Some records:
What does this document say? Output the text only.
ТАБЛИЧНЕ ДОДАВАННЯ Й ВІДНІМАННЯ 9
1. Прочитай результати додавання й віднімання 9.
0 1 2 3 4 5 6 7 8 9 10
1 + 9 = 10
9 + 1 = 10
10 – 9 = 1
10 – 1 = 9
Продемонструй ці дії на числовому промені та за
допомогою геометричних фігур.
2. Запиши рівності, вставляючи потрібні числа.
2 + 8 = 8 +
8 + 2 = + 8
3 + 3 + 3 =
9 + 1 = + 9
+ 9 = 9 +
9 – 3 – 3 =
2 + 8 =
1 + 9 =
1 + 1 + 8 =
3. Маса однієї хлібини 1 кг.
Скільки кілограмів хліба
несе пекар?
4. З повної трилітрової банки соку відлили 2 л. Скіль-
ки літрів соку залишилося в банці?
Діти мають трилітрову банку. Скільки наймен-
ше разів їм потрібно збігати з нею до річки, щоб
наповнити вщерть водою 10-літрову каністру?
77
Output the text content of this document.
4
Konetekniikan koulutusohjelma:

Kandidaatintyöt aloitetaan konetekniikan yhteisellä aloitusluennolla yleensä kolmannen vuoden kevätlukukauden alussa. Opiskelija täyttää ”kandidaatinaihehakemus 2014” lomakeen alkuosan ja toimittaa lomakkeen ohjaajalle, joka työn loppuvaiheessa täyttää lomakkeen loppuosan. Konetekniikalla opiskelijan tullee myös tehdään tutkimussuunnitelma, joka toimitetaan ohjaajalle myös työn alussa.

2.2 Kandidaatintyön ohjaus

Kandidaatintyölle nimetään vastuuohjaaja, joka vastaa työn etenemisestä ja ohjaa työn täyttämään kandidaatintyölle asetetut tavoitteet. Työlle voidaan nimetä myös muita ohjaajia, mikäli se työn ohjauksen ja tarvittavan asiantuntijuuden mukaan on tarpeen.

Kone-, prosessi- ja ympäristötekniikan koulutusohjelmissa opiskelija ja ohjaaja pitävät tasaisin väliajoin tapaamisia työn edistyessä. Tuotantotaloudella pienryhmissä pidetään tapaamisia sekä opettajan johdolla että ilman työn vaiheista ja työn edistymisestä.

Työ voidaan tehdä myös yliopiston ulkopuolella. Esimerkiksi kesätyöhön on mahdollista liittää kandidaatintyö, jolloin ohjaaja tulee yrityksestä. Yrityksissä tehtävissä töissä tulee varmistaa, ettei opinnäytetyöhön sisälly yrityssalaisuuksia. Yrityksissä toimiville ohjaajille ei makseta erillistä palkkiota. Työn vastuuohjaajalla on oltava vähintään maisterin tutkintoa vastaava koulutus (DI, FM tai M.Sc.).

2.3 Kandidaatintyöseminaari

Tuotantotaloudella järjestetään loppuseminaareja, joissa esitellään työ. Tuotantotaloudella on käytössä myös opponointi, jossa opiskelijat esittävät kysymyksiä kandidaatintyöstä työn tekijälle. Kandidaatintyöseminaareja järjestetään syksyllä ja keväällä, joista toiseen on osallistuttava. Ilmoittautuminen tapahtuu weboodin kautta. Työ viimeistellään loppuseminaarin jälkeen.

# JOB:
Would you reproduce all the entries exactly?

# RESULT BELOW:
What does this document say? Output the text only.
ТАБЛИЧНЕ ДОДАВАННЯ Й ВІДНІМАННЯ 9
1. Прочитай результати додавання й віднімання 9.
0 1 2 3 4 5 6 7 8 9 10
1 + 9 = 10
9 + 1 = 10
10 – 9 = 1
10 – 1 = 9
Продемонструй ці дії на числовому промені та за
допомогою геометричних фігур.
2. Запиши рівності, вставляючи потрібні числа.
2 + 8 = 8 +
8 + 2 = + 8
3 + 3 + 3 =
9 + 1 = + 9
+ 9 = 9 +
9 – 3 – 3 =
2 + 8 =
1 + 9 =
1 + 1 + 8 =
3. Маса однієї хлібини 1 кг.
Скільки кілограмів хліба
несе пекар?
4. З повної трилітрової банки соку відлили 2 л. Скіль-
ки літрів соку залишилося в банці?
Діти мають трилітрову банку. Скільки наймен-
ше разів їм потрібно збігати з нею до річки, щоб
наповнити вщерть водою 10-літрову каністру?
77
Output the text content of this document.
4
Konetekniikan koulutusohjelma:

Kandidaatintyöt aloitetaan konetekniikan yhteisellä aloitusluennolla yleensä kolmannen vuoden kevätlukukauden alussa. Opiskelija täyttää ”kandidaatinaihehakemus 2014” lomakeen alkuosan ja toimittaa lomakkeen ohjaajalle, joka työn loppuvaiheessa täyttää lomakkeen loppuosan. Konetekniikalla opiskelijan tullee myös tehdään tutkimussuunnitelma, joka toimitetaan ohjaajalle myös työn alussa.

2.2 Kandidaatintyön ohjaus

Kandidaatintyölle nimetään vastuuohjaaja, joka vastaa työn etenemisestä ja ohjaa työn täyttämään kandidaatintyölle asetetut tavoitteet. Työlle voidaan nimetä myös muita ohjaajia, mikäli se työn ohjauksen ja tarvittavan asiantuntijuuden mukaan on tarpeen.

Kone-, prosessi- ja ympäristötekniikan koulutusohjelmissa opiskelija ja ohjaaja pitävät tasaisin väliajoin tapaamisia työn edistyessä. Tuotantotaloudella pienryhmissä pidetään tapaamisia sekä opettajan johdolla että ilman työn vaiheista ja työn edistymisestä.

Työ voidaan tehdä myös yliopiston ulkopuolella. Esimerkiksi kesätyöhön on mahdollista liittää kandidaatintyö, jolloin ohjaaja tulee yrityksestä. Yrityksissä tehtävissä töissä tulee varmistaa, ettei opinnäytetyöhön sisälly yrityssalaisuuksia. Yrityksissä toimiville ohjaajille ei makseta erillistä palkkiota. Työn vastuuohjaajalla on oltava vähintään maisterin tutkintoa vastaava koulutus (DI, FM tai M.Sc.).

2.3 Kandidaatintyöseminaari

Tuotantotaloudella järjestetään loppuseminaareja, joissa esitellään työ. Tuotantotaloudella on käytössä myös opponointi, jossa opiskelijat esittävät kysymyksiä kandidaatintyöstä työn tekijälle. Kandidaatintyöseminaareja järjestetään syksyllä ja keväällä, joista toiseen on osallistuttava. Ilmoittautuminen tapahtuu weboodin kautta. Työ viimeistellään loppuseminaarin jälkeen.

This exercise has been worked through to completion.